### Records for this task
|---|
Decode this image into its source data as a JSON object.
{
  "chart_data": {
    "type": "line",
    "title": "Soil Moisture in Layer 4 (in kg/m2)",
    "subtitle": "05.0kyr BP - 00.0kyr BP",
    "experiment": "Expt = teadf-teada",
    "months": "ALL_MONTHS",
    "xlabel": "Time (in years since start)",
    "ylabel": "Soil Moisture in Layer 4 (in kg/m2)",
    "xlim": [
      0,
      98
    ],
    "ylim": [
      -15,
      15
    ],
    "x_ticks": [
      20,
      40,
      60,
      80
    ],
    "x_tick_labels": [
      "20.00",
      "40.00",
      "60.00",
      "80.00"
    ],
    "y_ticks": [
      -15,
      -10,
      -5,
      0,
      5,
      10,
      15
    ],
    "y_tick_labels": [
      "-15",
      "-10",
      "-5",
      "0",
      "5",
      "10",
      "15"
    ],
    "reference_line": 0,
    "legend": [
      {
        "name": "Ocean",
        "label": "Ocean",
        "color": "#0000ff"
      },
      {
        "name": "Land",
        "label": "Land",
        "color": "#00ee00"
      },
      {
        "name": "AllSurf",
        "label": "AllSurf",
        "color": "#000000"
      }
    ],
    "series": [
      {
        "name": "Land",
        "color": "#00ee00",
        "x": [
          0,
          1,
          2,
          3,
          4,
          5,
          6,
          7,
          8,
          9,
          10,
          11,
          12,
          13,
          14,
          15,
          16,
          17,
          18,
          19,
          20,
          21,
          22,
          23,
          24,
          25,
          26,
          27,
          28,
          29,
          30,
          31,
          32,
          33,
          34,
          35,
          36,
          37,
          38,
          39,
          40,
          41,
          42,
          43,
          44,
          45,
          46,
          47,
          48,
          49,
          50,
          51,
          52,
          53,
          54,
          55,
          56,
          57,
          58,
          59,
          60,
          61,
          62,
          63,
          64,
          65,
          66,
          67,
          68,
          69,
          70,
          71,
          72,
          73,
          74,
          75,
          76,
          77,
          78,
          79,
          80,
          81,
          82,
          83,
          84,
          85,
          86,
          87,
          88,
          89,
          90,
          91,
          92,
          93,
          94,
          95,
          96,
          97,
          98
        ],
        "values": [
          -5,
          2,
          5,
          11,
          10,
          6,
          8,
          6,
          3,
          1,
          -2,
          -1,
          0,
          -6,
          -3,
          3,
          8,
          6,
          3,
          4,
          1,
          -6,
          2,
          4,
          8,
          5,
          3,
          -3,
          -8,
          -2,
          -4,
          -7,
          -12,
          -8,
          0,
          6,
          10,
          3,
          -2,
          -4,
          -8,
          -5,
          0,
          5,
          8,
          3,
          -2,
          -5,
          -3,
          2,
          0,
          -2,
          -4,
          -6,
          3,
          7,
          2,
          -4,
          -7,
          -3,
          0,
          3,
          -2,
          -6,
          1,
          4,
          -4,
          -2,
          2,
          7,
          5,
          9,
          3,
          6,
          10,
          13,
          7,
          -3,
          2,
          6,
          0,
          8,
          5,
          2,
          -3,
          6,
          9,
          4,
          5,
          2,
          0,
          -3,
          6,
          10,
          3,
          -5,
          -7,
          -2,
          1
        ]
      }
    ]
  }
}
|---|
### The request
Search the data for "Moisture". Copy every line that has it.

### Task answer
    "title": "Soil Moisture in Layer 4 (in kg/m2)",
    "ylabel": "Soil Moisture in Layer 4 (in kg/m2)",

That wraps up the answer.